## [PROBLEM TO SOLVE]
Reproduce the records below exactly as given.

Stored items

┄┄┄┄┄┄┄┄┄┄

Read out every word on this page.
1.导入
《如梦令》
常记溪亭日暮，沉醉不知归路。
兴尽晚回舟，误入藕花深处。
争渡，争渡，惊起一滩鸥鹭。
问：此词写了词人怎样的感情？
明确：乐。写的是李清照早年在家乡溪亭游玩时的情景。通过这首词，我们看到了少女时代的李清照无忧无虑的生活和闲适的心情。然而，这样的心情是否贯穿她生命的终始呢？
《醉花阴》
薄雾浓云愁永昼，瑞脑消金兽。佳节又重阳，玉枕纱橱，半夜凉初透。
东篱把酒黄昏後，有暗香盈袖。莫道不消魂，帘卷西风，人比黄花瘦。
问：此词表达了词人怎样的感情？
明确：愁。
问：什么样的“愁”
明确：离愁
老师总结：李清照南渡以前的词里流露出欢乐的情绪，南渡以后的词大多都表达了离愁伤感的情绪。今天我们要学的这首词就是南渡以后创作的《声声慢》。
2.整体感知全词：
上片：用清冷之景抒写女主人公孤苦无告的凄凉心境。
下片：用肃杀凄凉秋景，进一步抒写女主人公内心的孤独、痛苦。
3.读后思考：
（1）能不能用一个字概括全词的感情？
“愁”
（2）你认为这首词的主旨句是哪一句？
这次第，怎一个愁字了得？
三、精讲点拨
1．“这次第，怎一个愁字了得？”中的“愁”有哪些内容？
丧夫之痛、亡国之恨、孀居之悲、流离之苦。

┄┄┄┄┄┄┄┄┄┄

## [WRITTEN SOLUTION]
Read out every word on this page.
1.导入
《如梦令》
常记溪亭日暮，沉醉不知归路。
兴尽晚回舟，误入藕花深处。
争渡，争渡，惊起一滩鸥鹭。
问：此词写了词人怎样的感情？
明确：乐。写的是李清照早年在家乡溪亭游玩时的情景。通过这首词，我们看到了少女时代的李清照无忧无虑的生活和闲适的心情。然而，这样的心情是否贯穿她生命的终始呢？
《醉花阴》
薄雾浓云愁永昼，瑞脑消金兽。佳节又重阳，玉枕纱橱，半夜凉初透。
东篱把酒黄昏後，有暗香盈袖。莫道不消魂，帘卷西风，人比黄花瘦。
问：此词表达了词人怎样的感情？
明确：愁。
问：什么样的“愁”
明确：离愁
老师总结：李清照南渡以前的词里流露出欢乐的情绪，南渡以后的词大多都表达了离愁伤感的情绪。今天我们要学的这首词就是南渡以后创作的《声声慢》。
2.整体感知全词：
上片：用清冷之景抒写女主人公孤苦无告的凄凉心境。
下片：用肃杀凄凉秋景，进一步抒写女主人公内心的孤独、痛苦。
3.读后思考：
（1）能不能用一个字概括全词的感情？
“愁”
（2）你认为这首词的主旨句是哪一句？
这次第，怎一个愁字了得？
三、精讲点拨
1．“这次第，怎一个愁字了得？”中的“愁”有哪些内容？
丧夫之痛、亡国之恨、孀居之悲、流离之苦。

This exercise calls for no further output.